→ **STATED PROBLEM**
Return the full listing exactly as it is written.

→ **STORED RECORDS**
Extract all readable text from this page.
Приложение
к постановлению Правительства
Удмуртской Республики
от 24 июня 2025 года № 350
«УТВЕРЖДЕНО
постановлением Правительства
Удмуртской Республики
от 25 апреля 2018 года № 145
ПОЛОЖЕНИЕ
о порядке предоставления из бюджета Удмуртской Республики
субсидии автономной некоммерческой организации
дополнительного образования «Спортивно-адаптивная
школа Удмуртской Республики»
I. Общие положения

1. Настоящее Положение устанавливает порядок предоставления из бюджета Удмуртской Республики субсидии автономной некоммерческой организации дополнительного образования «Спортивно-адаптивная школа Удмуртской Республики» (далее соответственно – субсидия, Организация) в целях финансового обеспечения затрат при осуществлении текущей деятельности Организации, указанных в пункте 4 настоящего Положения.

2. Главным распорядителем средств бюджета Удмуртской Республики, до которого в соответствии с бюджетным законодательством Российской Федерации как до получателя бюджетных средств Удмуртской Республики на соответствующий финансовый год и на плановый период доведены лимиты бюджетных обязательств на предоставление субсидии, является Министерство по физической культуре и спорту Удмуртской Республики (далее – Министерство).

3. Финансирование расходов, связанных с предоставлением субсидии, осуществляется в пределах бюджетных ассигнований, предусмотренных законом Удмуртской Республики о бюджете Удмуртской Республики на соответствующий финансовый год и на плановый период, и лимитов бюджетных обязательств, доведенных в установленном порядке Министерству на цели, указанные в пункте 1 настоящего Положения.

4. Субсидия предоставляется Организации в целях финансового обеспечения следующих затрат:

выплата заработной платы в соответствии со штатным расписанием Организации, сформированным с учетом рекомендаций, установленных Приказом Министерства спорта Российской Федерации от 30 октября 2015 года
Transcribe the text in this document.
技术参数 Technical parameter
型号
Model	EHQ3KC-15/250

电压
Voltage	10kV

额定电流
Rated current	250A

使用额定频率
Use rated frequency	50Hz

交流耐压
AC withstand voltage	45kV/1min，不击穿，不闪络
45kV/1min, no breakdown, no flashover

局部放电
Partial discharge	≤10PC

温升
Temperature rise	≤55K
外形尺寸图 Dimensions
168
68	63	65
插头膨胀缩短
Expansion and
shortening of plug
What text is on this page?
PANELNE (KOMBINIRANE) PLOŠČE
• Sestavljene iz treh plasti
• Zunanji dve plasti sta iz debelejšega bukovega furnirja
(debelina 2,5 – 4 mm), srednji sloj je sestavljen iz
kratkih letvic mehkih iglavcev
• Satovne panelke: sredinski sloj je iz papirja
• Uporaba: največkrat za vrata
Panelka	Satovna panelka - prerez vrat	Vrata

→ **WORKED SOLUTION**
Extract all readable text from this page.
Приложение
к постановлению Правительства
Удмуртской Республики
от 24 июня 2025 года № 350
«УТВЕРЖДЕНО
постановлением Правительства
Удмуртской Республики
от 25 апреля 2018 года № 145
ПОЛОЖЕНИЕ
о порядке предоставления из бюджета Удмуртской Республики
субсидии автономной некоммерческой организации
дополнительного образования «Спортивно-адаптивная
школа Удмуртской Республики»
I. Общие положения

1. Настоящее Положение устанавливает порядок предоставления из бюджета Удмуртской Республики субсидии автономной некоммерческой организации дополнительного образования «Спортивно-адаптивная школа Удмуртской Республики» (далее соответственно – субсидия, Организация) в целях финансового обеспечения затрат при осуществлении текущей деятельности Организации, указанных в пункте 4 настоящего Положения.

2. Главным распорядителем средств бюджета Удмуртской Республики, до которого в соответствии с бюджетным законодательством Российской Федерации как до получателя бюджетных средств Удмуртской Республики на соответствующий финансовый год и на плановый период доведены лимиты бюджетных обязательств на предоставление субсидии, является Министерство по физической культуре и спорту Удмуртской Республики (далее – Министерство).

3. Финансирование расходов, связанных с предоставлением субсидии, осуществляется в пределах бюджетных ассигнований, предусмотренных законом Удмуртской Республики о бюджете Удмуртской Республики на соответствующий финансовый год и на плановый период, и лимитов бюджетных обязательств, доведенных в установленном порядке Министерству на цели, указанные в пункте 1 настоящего Положения.

4. Субсидия предоставляется Организации в целях финансового обеспечения следующих затрат:

выплата заработной платы в соответствии со штатным расписанием Организации, сформированным с учетом рекомендаций, установленных Приказом Министерства спорта Российской Федерации от 30 октября 2015 года
Transcribe the text in this document.
技术参数 Technical parameter
型号
Model	EHQ3KC-15/250

电压
Voltage	10kV

额定电流
Rated current	250A

使用额定频率
Use rated frequency	50Hz

交流耐压
AC withstand voltage	45kV/1min，不击穿，不闪络
45kV/1min, no breakdown, no flashover

局部放电
Partial discharge	≤10PC

温升
Temperature rise	≤55K
外形尺寸图 Dimensions
168
68	63	65
插头膨胀缩短
Expansion and
shortening of plug
What text is on this page?
PANELNE (KOMBINIRANE) PLOŠČE
• Sestavljene iz treh plasti
• Zunanji dve plasti sta iz debelejšega bukovega furnirja
(debelina 2,5 – 4 mm), srednji sloj je sestavljen iz
kratkih letvic mehkih iglavcev
• Satovne panelke: sredinski sloj je iz papirja
• Uporaba: največkrat za vrata
Panelka	Satovna panelka - prerez vrat	Vrata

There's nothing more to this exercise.